▸ **Task brief**
Output the entries below exactly as written, omitting pictures.

▸ **Information given**
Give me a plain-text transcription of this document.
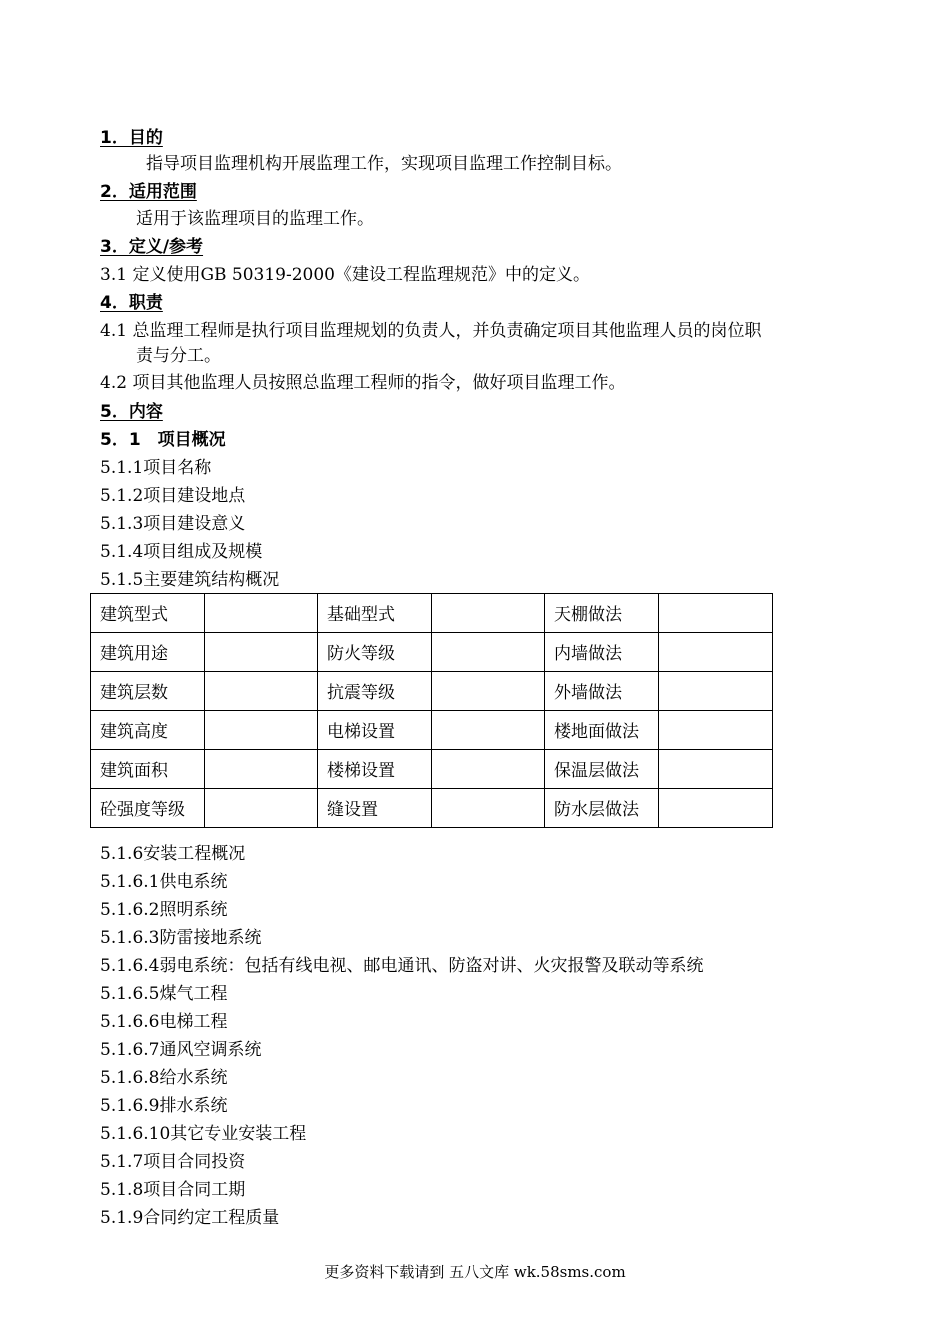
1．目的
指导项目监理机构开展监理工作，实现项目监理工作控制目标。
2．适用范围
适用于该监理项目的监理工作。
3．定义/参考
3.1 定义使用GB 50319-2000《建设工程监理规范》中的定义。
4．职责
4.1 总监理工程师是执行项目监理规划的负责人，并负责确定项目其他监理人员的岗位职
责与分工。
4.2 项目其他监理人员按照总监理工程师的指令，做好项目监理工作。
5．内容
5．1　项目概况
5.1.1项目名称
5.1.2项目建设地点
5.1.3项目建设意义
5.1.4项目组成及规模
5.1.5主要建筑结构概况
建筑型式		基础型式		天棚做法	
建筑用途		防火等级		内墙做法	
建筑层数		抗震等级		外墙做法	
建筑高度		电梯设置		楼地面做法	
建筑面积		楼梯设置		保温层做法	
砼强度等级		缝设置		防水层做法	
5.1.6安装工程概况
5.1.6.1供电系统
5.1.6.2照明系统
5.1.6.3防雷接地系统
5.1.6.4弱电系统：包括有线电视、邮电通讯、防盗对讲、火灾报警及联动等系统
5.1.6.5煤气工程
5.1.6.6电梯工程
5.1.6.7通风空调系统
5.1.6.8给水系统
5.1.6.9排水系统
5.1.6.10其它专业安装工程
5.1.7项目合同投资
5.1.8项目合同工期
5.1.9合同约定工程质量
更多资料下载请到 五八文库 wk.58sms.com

▸ **Result of the task**
Give me a plain-text transcription of this document.
1．目的
指导项目监理机构开展监理工作，实现项目监理工作控制目标。
2．适用范围
适用于该监理项目的监理工作。
3．定义/参考
3.1 定义使用GB 50319-2000《建设工程监理规范》中的定义。
4．职责
4.1 总监理工程师是执行项目监理规划的负责人，并负责确定项目其他监理人员的岗位职
责与分工。
4.2 项目其他监理人员按照总监理工程师的指令，做好项目监理工作。
5．内容
5．1　项目概况
5.1.1项目名称
5.1.2项目建设地点
5.1.3项目建设意义
5.1.4项目组成及规模
5.1.5主要建筑结构概况
建筑型式		基础型式		天棚做法	
建筑用途		防火等级		内墙做法	
建筑层数		抗震等级		外墙做法	
建筑高度		电梯设置		楼地面做法	
建筑面积		楼梯设置		保温层做法	
砼强度等级		缝设置		防水层做法	
5.1.6安装工程概况
5.1.6.1供电系统
5.1.6.2照明系统
5.1.6.3防雷接地系统
5.1.6.4弱电系统：包括有线电视、邮电通讯、防盗对讲、火灾报警及联动等系统
5.1.6.5煤气工程
5.1.6.6电梯工程
5.1.6.7通风空调系统
5.1.6.8给水系统
5.1.6.9排水系统
5.1.6.10其它专业安装工程
5.1.7项目合同投资
5.1.8项目合同工期
5.1.9合同约定工程质量
更多资料下载请到 五八文库 wk.58sms.com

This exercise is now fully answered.